Saved entries
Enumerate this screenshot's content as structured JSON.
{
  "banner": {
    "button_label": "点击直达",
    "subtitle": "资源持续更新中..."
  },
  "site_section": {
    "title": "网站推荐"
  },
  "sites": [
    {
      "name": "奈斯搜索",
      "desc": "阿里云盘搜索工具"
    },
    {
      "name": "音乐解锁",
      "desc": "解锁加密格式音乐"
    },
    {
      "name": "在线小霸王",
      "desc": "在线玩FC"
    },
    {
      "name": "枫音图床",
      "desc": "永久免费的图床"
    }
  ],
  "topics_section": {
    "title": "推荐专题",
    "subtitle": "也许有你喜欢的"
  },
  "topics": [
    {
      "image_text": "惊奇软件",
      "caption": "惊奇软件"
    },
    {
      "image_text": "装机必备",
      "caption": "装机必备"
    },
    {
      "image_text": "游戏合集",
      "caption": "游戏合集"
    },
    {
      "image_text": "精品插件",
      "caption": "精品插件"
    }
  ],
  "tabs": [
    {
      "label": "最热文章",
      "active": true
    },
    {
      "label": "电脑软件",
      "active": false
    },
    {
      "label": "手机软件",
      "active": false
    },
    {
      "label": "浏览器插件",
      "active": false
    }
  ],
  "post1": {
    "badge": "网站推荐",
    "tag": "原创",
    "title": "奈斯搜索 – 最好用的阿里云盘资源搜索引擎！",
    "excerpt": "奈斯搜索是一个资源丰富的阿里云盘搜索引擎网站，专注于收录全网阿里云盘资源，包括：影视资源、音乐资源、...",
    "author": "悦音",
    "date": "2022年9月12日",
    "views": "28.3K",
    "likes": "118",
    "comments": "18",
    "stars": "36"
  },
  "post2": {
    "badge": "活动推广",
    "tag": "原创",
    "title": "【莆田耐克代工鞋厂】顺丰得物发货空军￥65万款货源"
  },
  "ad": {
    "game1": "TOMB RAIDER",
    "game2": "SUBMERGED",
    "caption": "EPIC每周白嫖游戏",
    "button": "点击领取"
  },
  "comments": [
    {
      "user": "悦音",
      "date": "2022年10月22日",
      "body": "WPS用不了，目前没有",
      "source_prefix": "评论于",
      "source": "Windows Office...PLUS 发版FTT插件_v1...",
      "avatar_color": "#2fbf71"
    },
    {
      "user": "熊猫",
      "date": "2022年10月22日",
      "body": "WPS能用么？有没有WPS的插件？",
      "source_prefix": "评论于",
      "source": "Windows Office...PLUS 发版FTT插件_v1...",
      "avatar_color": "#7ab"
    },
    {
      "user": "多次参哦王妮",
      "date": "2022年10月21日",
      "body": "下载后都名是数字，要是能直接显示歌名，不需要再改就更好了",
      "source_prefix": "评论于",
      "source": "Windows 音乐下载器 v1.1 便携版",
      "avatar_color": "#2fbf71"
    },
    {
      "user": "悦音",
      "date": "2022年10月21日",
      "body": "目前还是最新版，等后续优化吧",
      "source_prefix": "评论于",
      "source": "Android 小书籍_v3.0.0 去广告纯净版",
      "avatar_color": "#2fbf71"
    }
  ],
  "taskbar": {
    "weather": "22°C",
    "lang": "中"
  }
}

■ What to do:
Extract each line from the entries above that contains the string "name".

■ Output for this exercise:
      "name": "奈斯搜索",
      "name": "音乐解锁",
      "name": "在线小霸王",
      "name": "枫音图床",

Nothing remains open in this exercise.